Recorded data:
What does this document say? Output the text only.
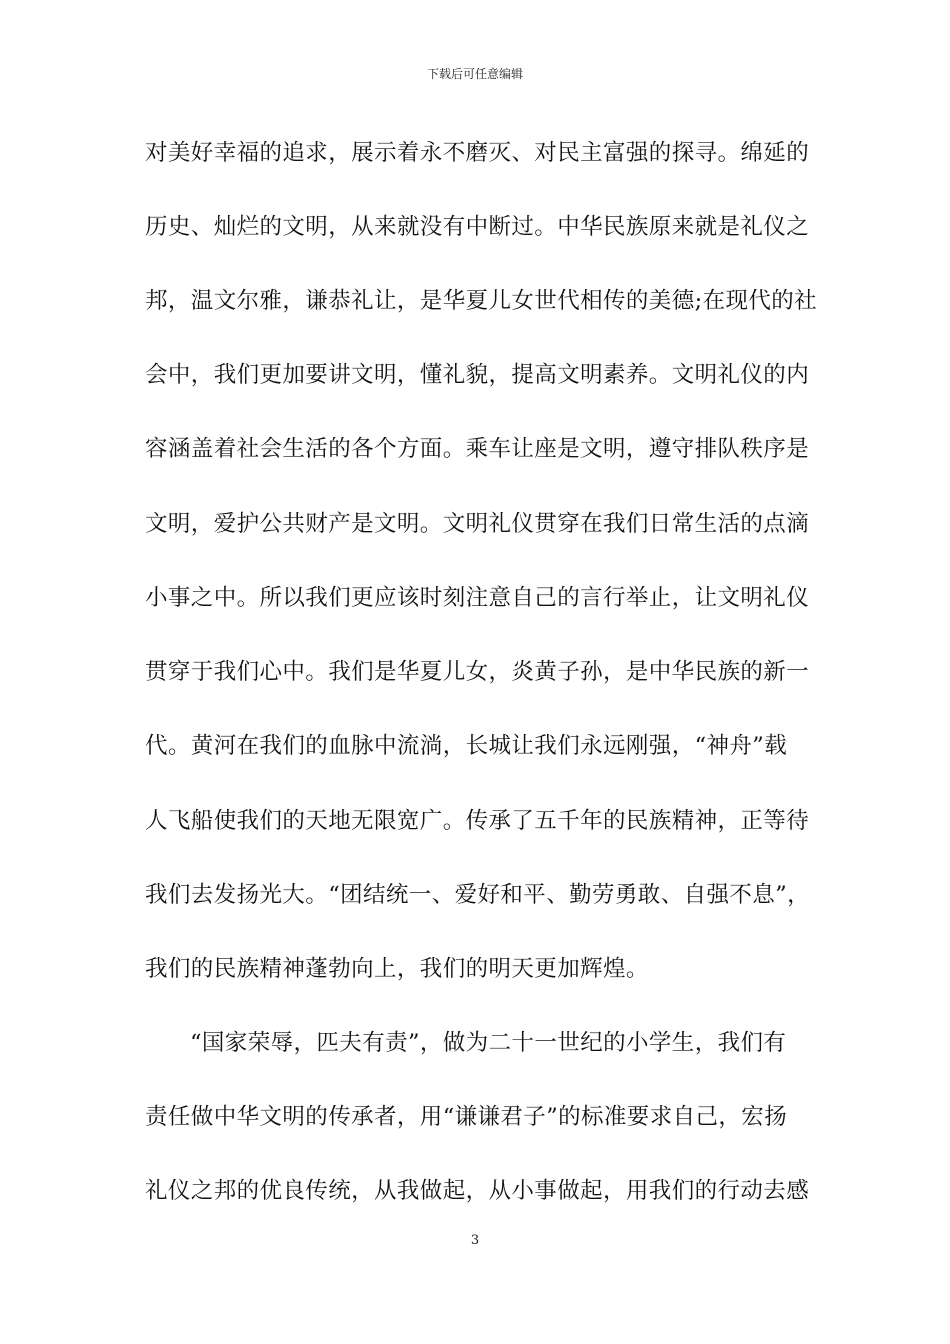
下载后可任意编辑
对美好幸福的追求，展示着永不磨灭、对民主富强的探寻。绵延的
历史、灿烂的文明，从来就没有中断过。中华民族原来就是礼仪之
邦，温文尔雅，谦恭礼让，是华夏儿女世代相传的美德;在现代的社
会中，我们更加要讲文明，懂礼貌，提高文明素养。文明礼仪的内
容涵盖着社会生活的各个方面。乘车让座是文明，遵守排队秩序是
文明，爱护公共财产是文明。文明礼仪贯穿在我们日常生活的点滴
小事之中。所以我们更应该时刻注意自己的言行举止，让文明礼仪
贯穿于我们心中。我们是华夏儿女，炎黄子孙，是中华民族的新一
代。黄河在我们的血脉中流淌，长城让我们永远刚强，“神舟”载
人飞船使我们的天地无限宽广。传承了五千年的民族精神，正等待
我们去发扬光大。“团结统一、爱好和平、勤劳勇敢、自强不息”，
我们的民族精神蓬勃向上，我们的明天更加辉煌。
“国家荣辱，匹夫有责”，做为二十一世纪的小学生，我们有
责任做中华文明的传承者，用“谦谦君子”的标准要求自己，宏扬
礼仪之邦的优良传统，从我做起，从小事做起，用我们的行动去感
3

_Task requirements_: Quote the data above in full, leaving out the pictures it holds.

_Result_:
What does this document say? Output the text only.
下载后可任意编辑
对美好幸福的追求，展示着永不磨灭、对民主富强的探寻。绵延的
历史、灿烂的文明，从来就没有中断过。中华民族原来就是礼仪之
邦，温文尔雅，谦恭礼让，是华夏儿女世代相传的美德;在现代的社
会中，我们更加要讲文明，懂礼貌，提高文明素养。文明礼仪的内
容涵盖着社会生活的各个方面。乘车让座是文明，遵守排队秩序是
文明，爱护公共财产是文明。文明礼仪贯穿在我们日常生活的点滴
小事之中。所以我们更应该时刻注意自己的言行举止，让文明礼仪
贯穿于我们心中。我们是华夏儿女，炎黄子孙，是中华民族的新一
代。黄河在我们的血脉中流淌，长城让我们永远刚强，“神舟”载
人飞船使我们的天地无限宽广。传承了五千年的民族精神，正等待
我们去发扬光大。“团结统一、爱好和平、勤劳勇敢、自强不息”，
我们的民族精神蓬勃向上，我们的明天更加辉煌。
“国家荣辱，匹夫有责”，做为二十一世纪的小学生，我们有
责任做中华文明的传承者，用“谦谦君子”的标准要求自己，宏扬
礼仪之邦的优良传统，从我做起，从小事做起，用我们的行动去感
3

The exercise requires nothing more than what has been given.